§ **WORK TO BE COMPLETED**:
Count every line that holds the string "Growth", and report the number alone.

(Excerpts from a figure dataset)

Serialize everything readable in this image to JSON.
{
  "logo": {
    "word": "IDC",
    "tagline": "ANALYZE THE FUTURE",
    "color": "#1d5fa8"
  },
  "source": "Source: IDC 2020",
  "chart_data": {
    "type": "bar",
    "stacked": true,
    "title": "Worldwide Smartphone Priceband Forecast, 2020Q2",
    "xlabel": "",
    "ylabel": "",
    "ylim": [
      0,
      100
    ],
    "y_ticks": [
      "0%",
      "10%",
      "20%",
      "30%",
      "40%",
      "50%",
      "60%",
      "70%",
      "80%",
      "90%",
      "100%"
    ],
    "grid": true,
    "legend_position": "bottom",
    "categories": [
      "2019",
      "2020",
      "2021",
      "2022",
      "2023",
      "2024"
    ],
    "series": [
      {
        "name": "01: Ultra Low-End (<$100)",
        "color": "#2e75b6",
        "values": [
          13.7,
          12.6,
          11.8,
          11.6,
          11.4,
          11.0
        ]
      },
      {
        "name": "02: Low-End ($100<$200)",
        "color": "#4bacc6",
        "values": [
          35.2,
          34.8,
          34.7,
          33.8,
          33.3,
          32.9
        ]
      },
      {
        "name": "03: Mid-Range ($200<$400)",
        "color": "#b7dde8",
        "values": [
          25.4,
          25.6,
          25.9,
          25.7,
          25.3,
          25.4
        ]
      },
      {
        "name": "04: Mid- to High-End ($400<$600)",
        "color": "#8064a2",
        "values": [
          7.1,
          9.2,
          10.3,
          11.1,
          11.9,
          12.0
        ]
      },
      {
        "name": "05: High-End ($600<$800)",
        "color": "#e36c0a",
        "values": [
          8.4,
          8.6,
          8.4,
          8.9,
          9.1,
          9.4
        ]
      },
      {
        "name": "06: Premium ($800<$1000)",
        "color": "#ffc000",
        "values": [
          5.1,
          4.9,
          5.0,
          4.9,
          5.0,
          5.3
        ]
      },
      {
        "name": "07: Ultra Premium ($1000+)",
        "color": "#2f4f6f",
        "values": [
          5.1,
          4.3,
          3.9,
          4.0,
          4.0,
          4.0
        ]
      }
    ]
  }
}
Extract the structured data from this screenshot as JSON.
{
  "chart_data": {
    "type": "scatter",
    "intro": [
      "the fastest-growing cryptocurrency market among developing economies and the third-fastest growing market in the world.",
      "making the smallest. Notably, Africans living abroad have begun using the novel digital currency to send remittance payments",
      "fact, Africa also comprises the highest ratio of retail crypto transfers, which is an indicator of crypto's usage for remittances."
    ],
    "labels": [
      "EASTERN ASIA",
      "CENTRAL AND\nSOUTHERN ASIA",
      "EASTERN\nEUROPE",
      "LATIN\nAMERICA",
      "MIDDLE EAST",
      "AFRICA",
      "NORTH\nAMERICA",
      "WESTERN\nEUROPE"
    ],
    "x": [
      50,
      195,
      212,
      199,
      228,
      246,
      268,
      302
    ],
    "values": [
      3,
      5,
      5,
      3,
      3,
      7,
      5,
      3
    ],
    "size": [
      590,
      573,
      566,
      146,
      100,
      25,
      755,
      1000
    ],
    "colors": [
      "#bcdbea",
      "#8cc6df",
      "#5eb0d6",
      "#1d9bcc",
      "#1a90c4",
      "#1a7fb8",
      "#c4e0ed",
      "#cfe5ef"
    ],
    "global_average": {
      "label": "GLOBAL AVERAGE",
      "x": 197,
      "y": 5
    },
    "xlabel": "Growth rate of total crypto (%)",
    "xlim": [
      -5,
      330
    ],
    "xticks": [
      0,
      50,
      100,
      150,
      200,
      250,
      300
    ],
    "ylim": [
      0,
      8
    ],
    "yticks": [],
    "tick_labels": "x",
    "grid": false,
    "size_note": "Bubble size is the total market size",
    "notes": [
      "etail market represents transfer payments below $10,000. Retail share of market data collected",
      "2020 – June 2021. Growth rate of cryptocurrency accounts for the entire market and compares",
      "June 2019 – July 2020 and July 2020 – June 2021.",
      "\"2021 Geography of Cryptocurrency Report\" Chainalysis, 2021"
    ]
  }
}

§ **FINAL RESULT**:
2